# STATED EXERCISE:
Give an exact transcription of every line, dropping the images.

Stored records

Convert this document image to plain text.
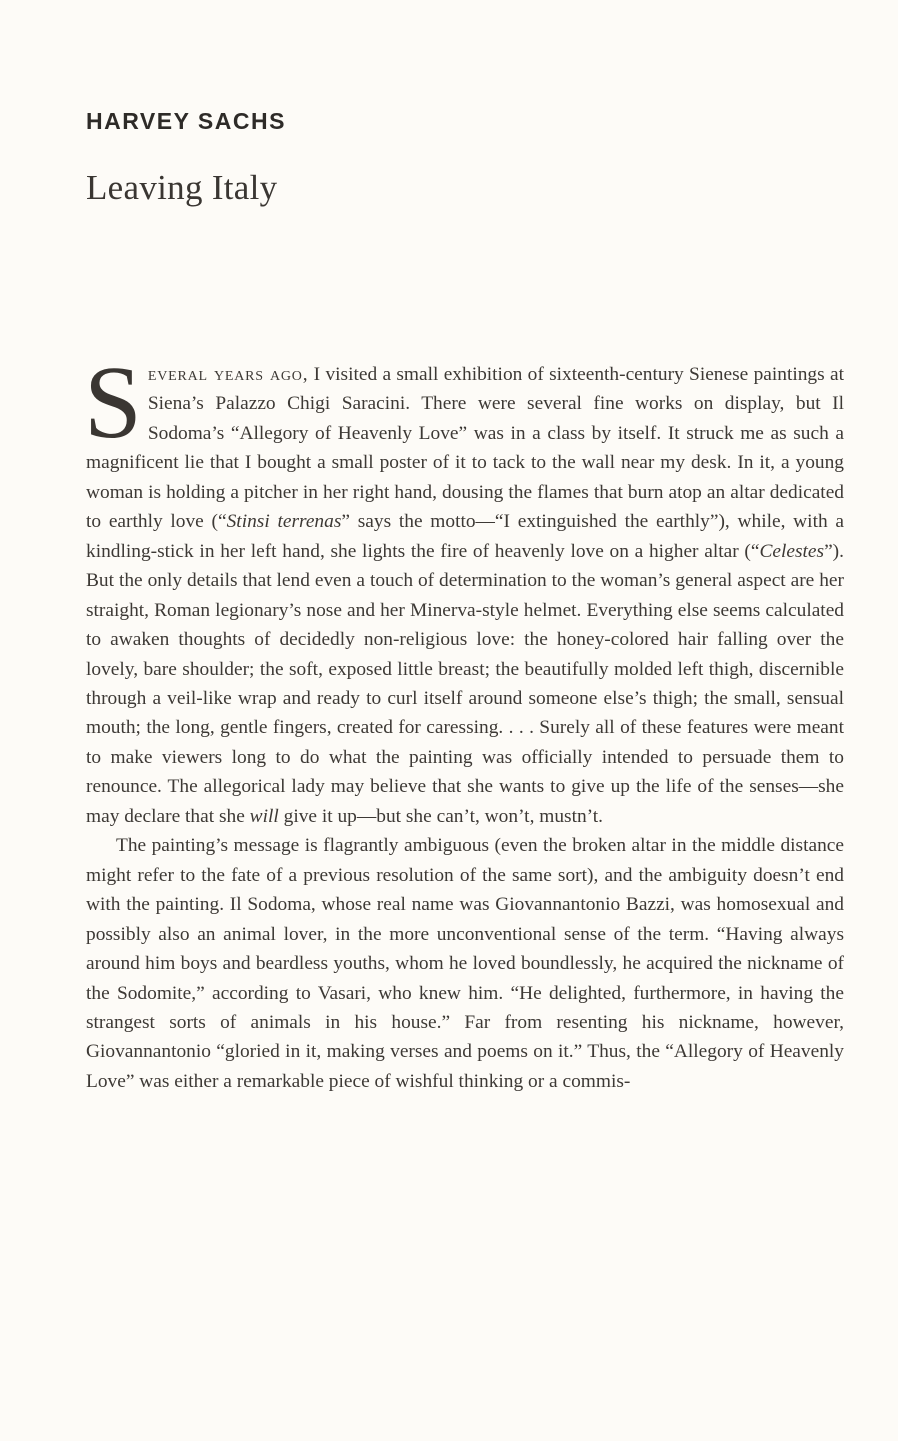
HARVEY SACHS
Leaving Italy

Several years ago, I visited a small exhibition of sixteenth-century Sienese paintings at Siena’s Palazzo Chigi Saracini. There were several fine works on display, but Il Sodoma’s “Allegory of Heavenly Love” was in a class by itself. It struck me as such a magnificent lie that I bought a small poster of it to tack to the wall near my desk. In it, a young woman is holding a pitcher in her right hand, dousing the flames that burn atop an altar dedicated to earthly love (“Stinsi terrenas” says the motto—“I extinguished the earthly”), while, with a kindling-stick in her left hand, she lights the fire of heavenly love on a higher altar (“Celestes”). But the only details that lend even a touch of determination to the woman’s general aspect are her straight, Roman legionary’s nose and her Minerva-style helmet. Everything else seems calculated to awaken thoughts of decidedly non-religious love: the honey-colored hair falling over the lovely, bare shoulder; the soft, exposed little breast; the beautifully molded left thigh, discernible through a veil-like wrap and ready to curl itself around someone else’s thigh; the small, sensual mouth; the long, gentle fingers, created for caressing. . . . Surely all of these features were meant to make viewers long to do what the painting was officially intended to persuade them to renounce. The allegorical lady may believe that she wants to give up the life of the senses—she may declare that she will give it up—but she can’t, won’t, mustn’t.

The painting’s message is flagrantly ambiguous (even the broken altar in the middle distance might refer to the fate of a previous resolution of the same sort), and the ambiguity doesn’t end with the painting. Il Sodoma, whose real name was Giovannantonio Bazzi, was homosexual and possibly also an animal lover, in the more unconventional sense of the term. “Having always around him boys and beardless youths, whom he loved boundlessly, he acquired the nickname of the Sodomite,” according to Vasari, who knew him. “He delighted, furthermore, in having the strangest sorts of animals in his house.” Far from resenting his nickname, however, Giovannantonio “gloried in it, making verses and poems on it.” Thus, the “Allegory of Heavenly Love” was either a remarkable piece of wishful thinking or a commis-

# ANSWER TO THE TASK:
Convert this document image to plain text.
HARVEY SACHS
Leaving Italy

Several years ago, I visited a small exhibition of sixteenth-century Sienese paintings at Siena’s Palazzo Chigi Saracini. There were several fine works on display, but Il Sodoma’s “Allegory of Heavenly Love” was in a class by itself. It struck me as such a magnificent lie that I bought a small poster of it to tack to the wall near my desk. In it, a young woman is holding a pitcher in her right hand, dousing the flames that burn atop an altar dedicated to earthly love (“Stinsi terrenas” says the motto—“I extinguished the earthly”), while, with a kindling-stick in her left hand, she lights the fire of heavenly love on a higher altar (“Celestes”). But the only details that lend even a touch of determination to the woman’s general aspect are her straight, Roman legionary’s nose and her Minerva-style helmet. Everything else seems calculated to awaken thoughts of decidedly non-religious love: the honey-colored hair falling over the lovely, bare shoulder; the soft, exposed little breast; the beautifully molded left thigh, discernible through a veil-like wrap and ready to curl itself around someone else’s thigh; the small, sensual mouth; the long, gentle fingers, created for caressing. . . . Surely all of these features were meant to make viewers long to do what the painting was officially intended to persuade them to renounce. The allegorical lady may believe that she wants to give up the life of the senses—she may declare that she will give it up—but she can’t, won’t, mustn’t.

The painting’s message is flagrantly ambiguous (even the broken altar in the middle distance might refer to the fate of a previous resolution of the same sort), and the ambiguity doesn’t end with the painting. Il Sodoma, whose real name was Giovannantonio Bazzi, was homosexual and possibly also an animal lover, in the more unconventional sense of the term. “Having always around him boys and beardless youths, whom he loved boundlessly, he acquired the nickname of the Sodomite,” according to Vasari, who knew him. “He delighted, furthermore, in having the strangest sorts of animals in his house.” Far from resenting his nickname, however, Giovannantonio “gloried in it, making verses and poems on it.” Thus, the “Allegory of Heavenly Love” was either a remarkable piece of wishful thinking or a commis-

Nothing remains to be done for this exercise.